(TO DO):
Copy out every line that contains the word "icon".

Data entries
============

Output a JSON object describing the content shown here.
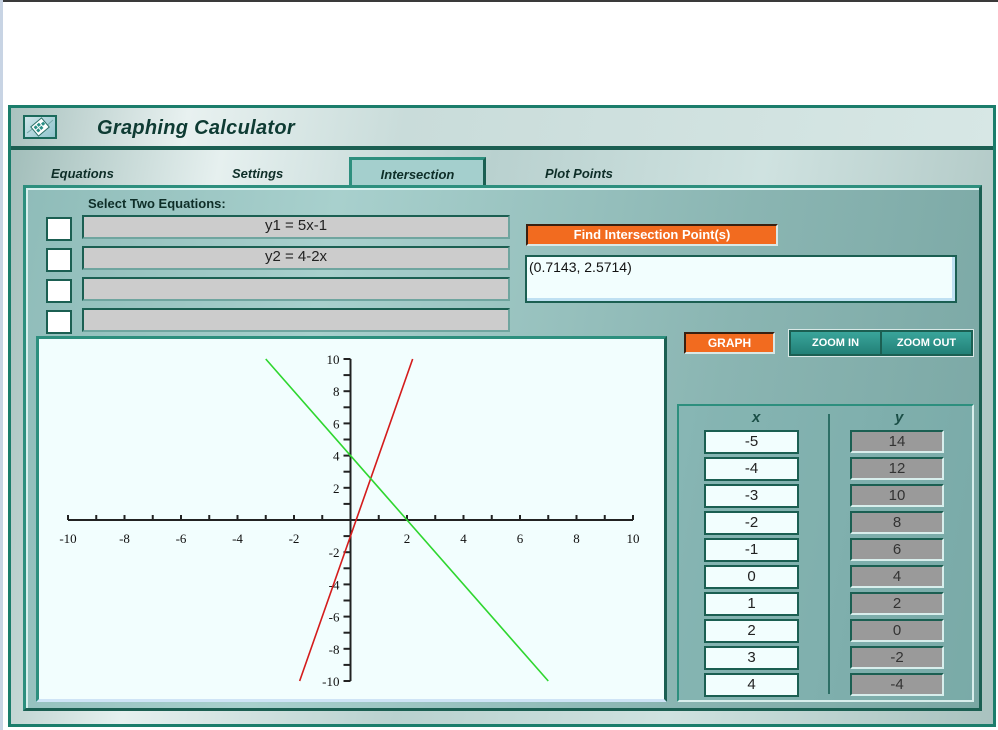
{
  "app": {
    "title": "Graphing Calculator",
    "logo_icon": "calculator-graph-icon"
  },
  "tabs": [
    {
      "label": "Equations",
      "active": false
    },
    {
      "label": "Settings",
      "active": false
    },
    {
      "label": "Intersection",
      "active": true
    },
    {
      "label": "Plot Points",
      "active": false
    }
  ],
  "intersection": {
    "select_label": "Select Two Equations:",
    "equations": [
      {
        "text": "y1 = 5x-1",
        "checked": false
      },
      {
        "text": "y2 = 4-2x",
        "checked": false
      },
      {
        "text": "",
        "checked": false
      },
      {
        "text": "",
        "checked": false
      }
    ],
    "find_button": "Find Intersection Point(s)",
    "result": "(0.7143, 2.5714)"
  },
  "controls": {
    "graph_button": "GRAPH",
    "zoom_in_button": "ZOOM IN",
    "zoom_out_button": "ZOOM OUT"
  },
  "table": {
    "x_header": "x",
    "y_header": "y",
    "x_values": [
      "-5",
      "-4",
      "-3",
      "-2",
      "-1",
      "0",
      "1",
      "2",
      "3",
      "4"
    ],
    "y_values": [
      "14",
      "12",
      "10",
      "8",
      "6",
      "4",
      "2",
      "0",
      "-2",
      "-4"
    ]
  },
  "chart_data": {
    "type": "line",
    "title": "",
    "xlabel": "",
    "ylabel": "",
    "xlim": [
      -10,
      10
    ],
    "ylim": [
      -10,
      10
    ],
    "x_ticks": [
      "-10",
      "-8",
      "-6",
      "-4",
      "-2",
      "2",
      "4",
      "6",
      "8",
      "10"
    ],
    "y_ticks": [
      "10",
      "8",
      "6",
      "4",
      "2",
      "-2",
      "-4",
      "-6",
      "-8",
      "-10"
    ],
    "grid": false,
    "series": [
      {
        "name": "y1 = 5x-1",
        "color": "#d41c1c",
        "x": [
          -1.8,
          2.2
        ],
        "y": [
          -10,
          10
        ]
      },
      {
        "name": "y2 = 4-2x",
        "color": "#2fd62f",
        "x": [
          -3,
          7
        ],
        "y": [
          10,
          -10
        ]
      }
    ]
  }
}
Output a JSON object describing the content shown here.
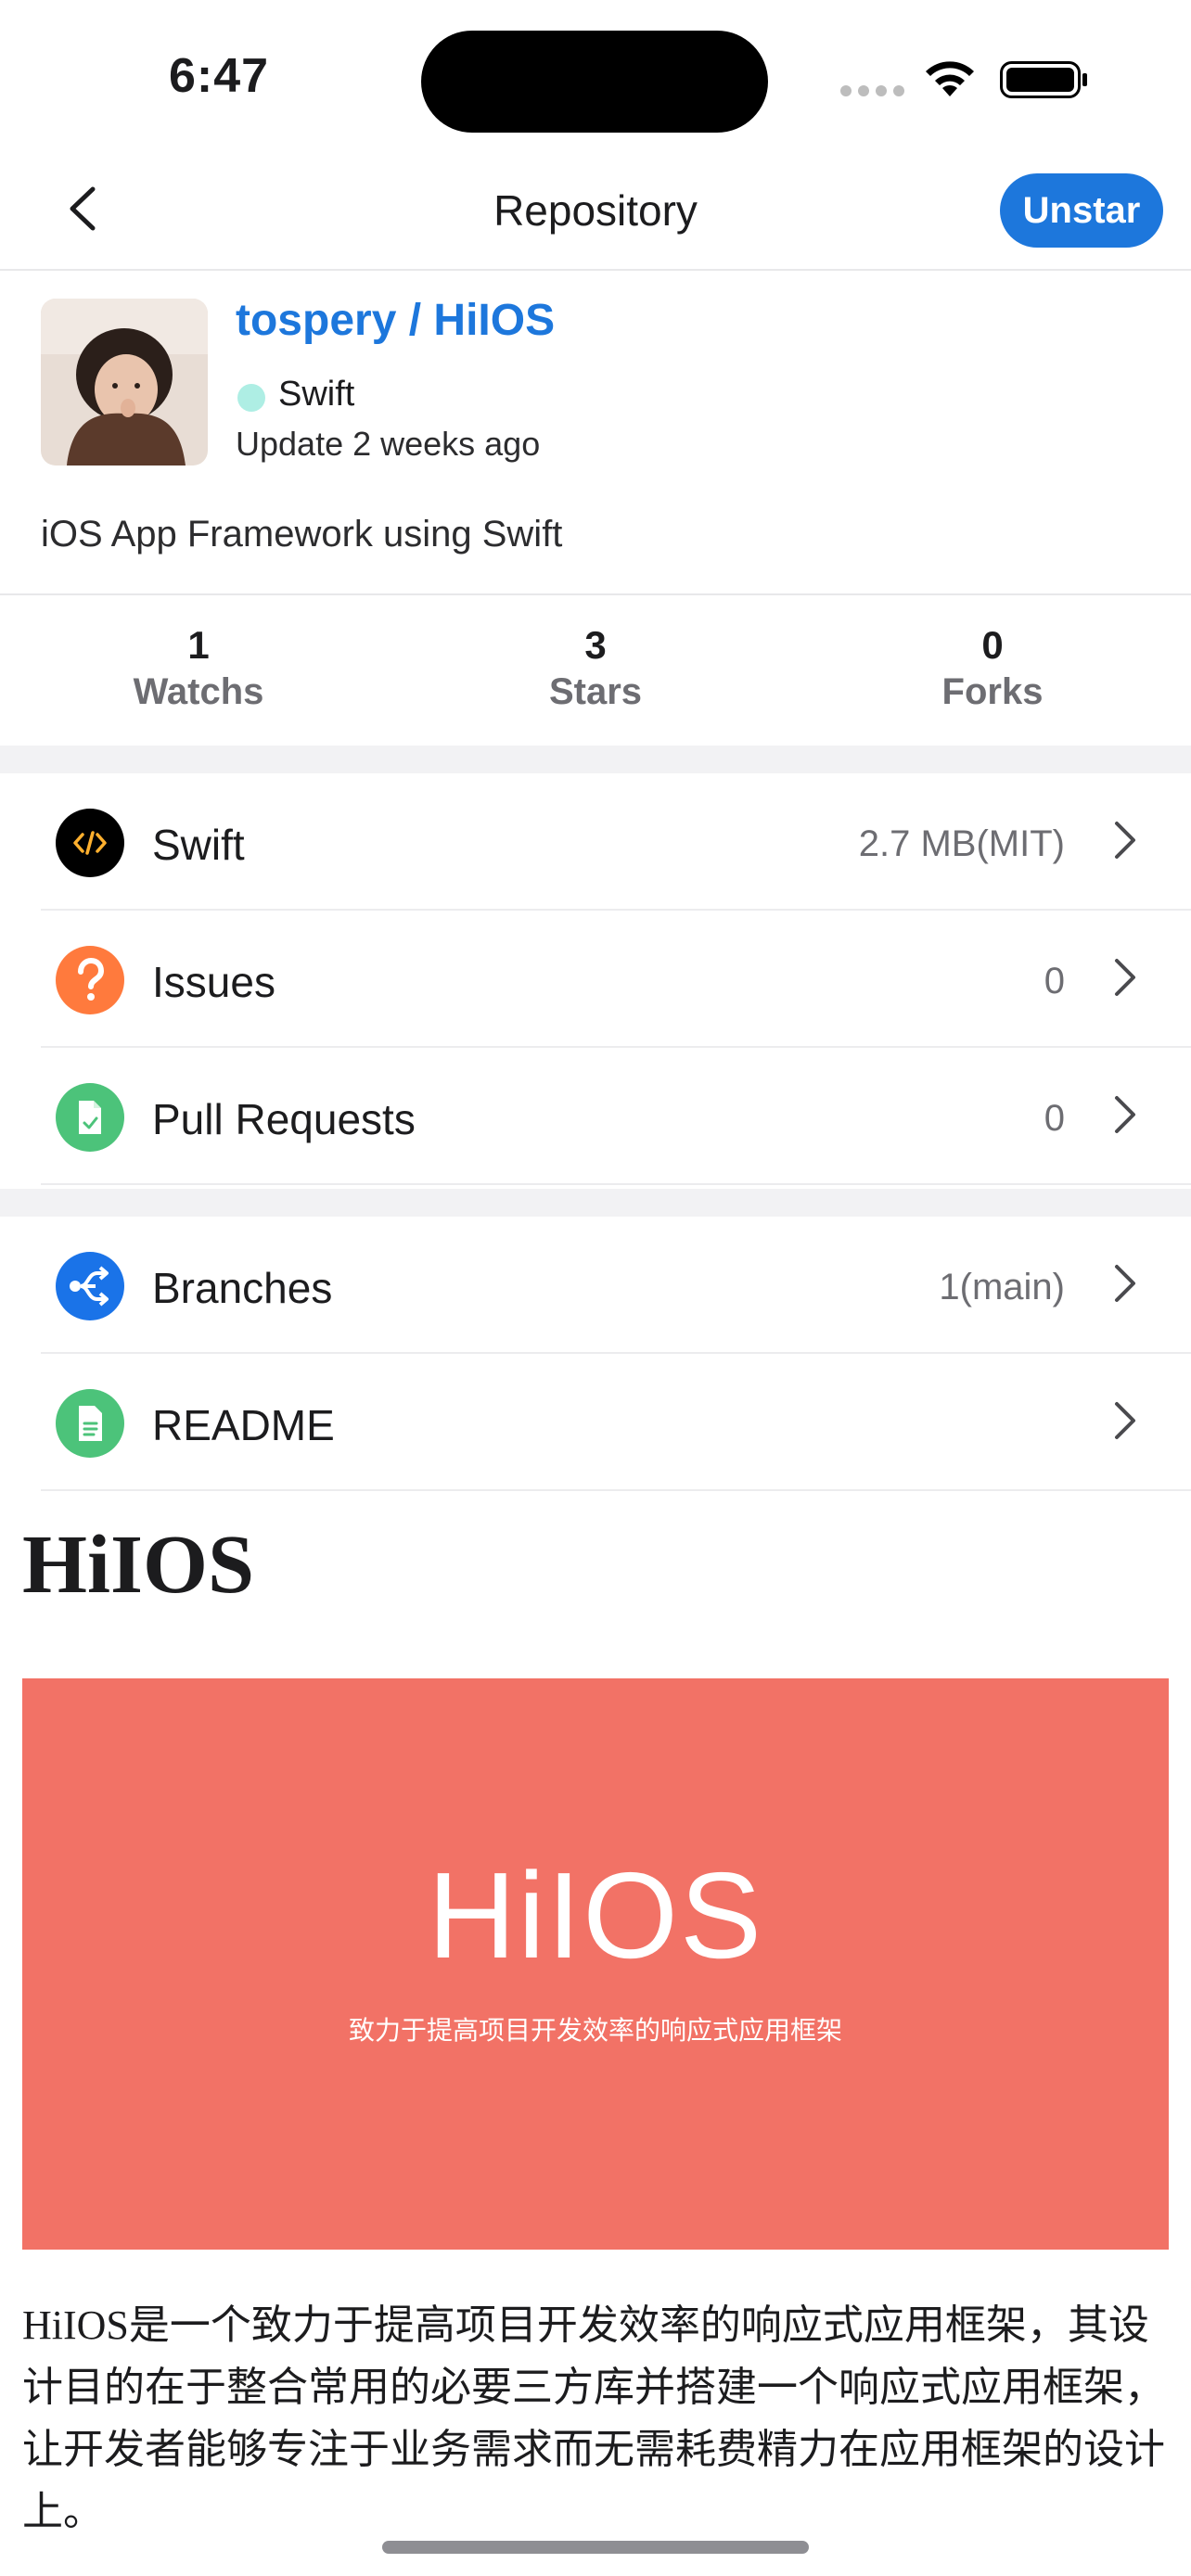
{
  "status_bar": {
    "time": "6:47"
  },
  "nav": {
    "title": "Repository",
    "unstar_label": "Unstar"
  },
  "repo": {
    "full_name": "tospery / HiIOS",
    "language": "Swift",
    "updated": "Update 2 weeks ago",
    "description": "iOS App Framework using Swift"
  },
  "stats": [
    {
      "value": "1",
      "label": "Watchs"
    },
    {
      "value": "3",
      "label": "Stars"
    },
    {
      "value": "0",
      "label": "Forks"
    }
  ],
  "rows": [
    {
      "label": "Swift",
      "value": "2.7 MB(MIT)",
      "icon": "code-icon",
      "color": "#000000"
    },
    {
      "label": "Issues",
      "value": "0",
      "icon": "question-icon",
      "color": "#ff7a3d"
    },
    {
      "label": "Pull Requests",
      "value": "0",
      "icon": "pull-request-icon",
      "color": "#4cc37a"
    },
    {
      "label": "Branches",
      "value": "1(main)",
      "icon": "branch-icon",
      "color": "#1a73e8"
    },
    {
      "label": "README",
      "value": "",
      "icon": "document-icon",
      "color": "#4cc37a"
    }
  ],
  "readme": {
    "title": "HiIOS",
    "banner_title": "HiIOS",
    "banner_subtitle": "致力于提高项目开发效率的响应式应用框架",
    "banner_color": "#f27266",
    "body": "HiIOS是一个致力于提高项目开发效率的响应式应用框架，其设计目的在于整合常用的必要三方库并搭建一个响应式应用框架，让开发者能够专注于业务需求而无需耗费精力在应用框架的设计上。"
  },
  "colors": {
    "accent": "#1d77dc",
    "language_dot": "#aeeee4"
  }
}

============

(WRITTEN ANSWER):
    "logo_icon": "calculator-graph-icon"
      "icon": "code-icon",
      "icon": "question-icon",
      "icon": "pull-request-icon",
      "icon": "branch-icon",
      "icon": "document-icon",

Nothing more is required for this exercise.